__Exercise brief__
Reproduce all the material exactly, minus any pictures it holds.

__Data supplied__
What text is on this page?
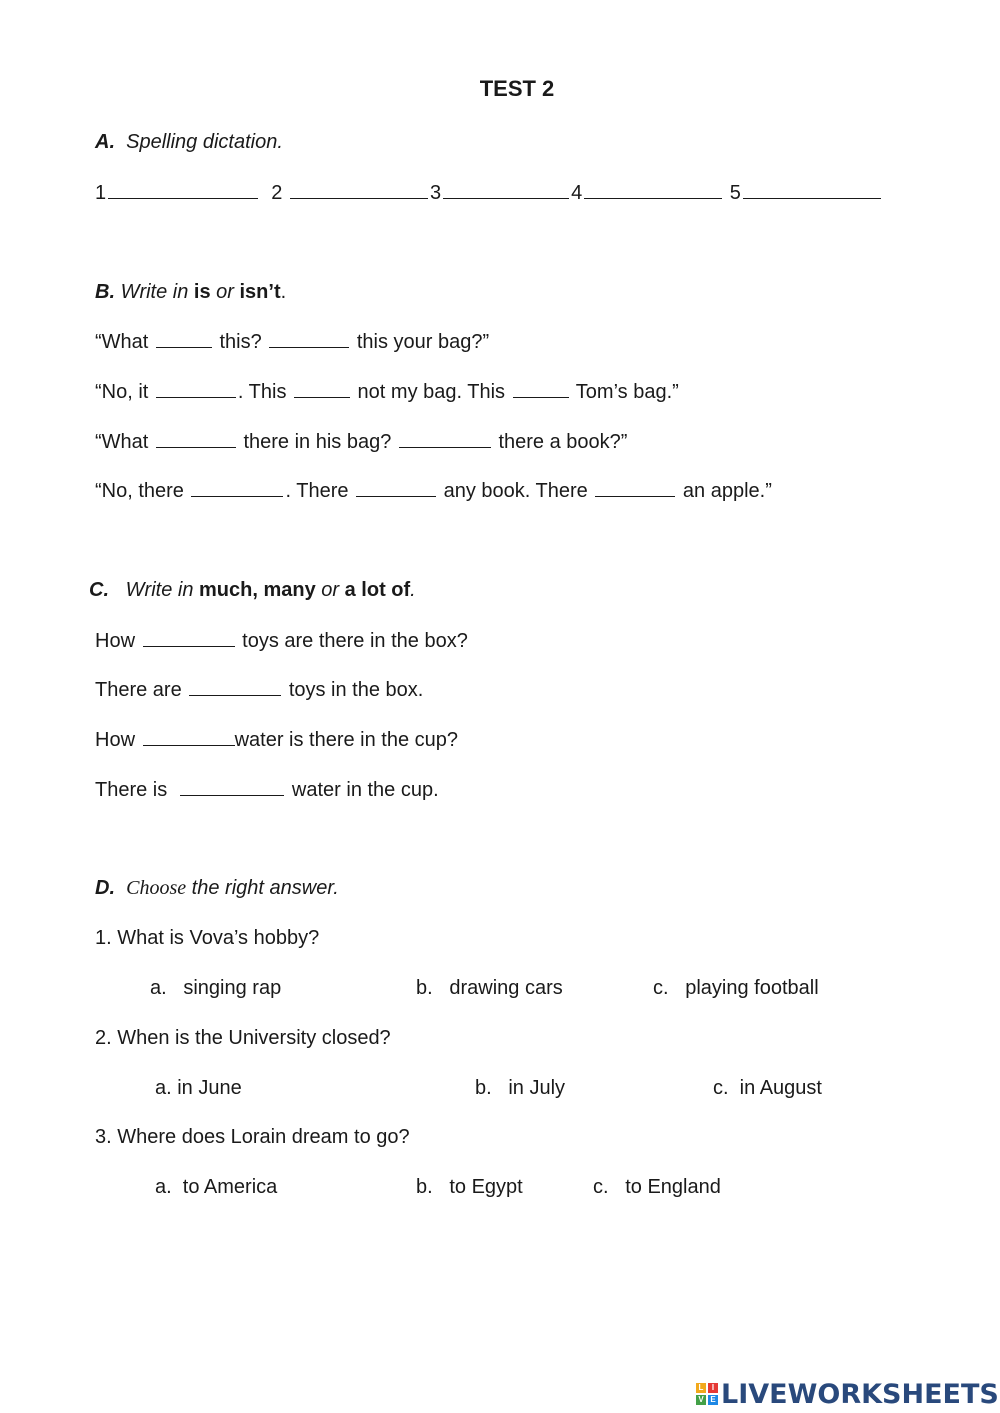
TEST 2
A. Spelling dictation.
1	2	3	4	5
B. Write in is or isn’t.
“What	this?	this your bag?”
“No, it	. This	not my bag. This	Tom’s bag.”
“What	there in his bag?	there a book?”
“No, there	. There	any book. There	an apple.”
C. Write in much, many or a lot of.
How	toys are there in the box?
There are	toys in the box.
How	water is there in the cup?
There is	water in the cup.
D. Choose the right answer.
1. What is Vova’s hobby?
a.   singing rap	b.   drawing cars	c.   playing football
2. When is the University closed?
a. in June	b.   in July	c.  in August
3. Where does Lorain dream to go?
a.  to America	b.   to Egypt	c.   to England
L	I
V E LIVEWORKSHEETS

__Task response__
What text is on this page?
TEST 2
A. Spelling dictation.
1	2	3	4	5
B. Write in is or isn’t.
“What	this?	this your bag?”
“No, it	. This	not my bag. This	Tom’s bag.”
“What	there in his bag?	there a book?”
“No, there	. There	any book. There	an apple.”
C. Write in much, many or a lot of.
How	toys are there in the box?
There are	toys in the box.
How	water is there in the cup?
There is	water in the cup.
D. Choose the right answer.
1. What is Vova’s hobby?
a.   singing rap	b.   drawing cars	c.   playing football
2. When is the University closed?
a. in June	b.   in July	c.  in August
3. Where does Lorain dream to go?
a.  to America	b.   to Egypt	c.   to England
L	I
V E LIVEWORKSHEETS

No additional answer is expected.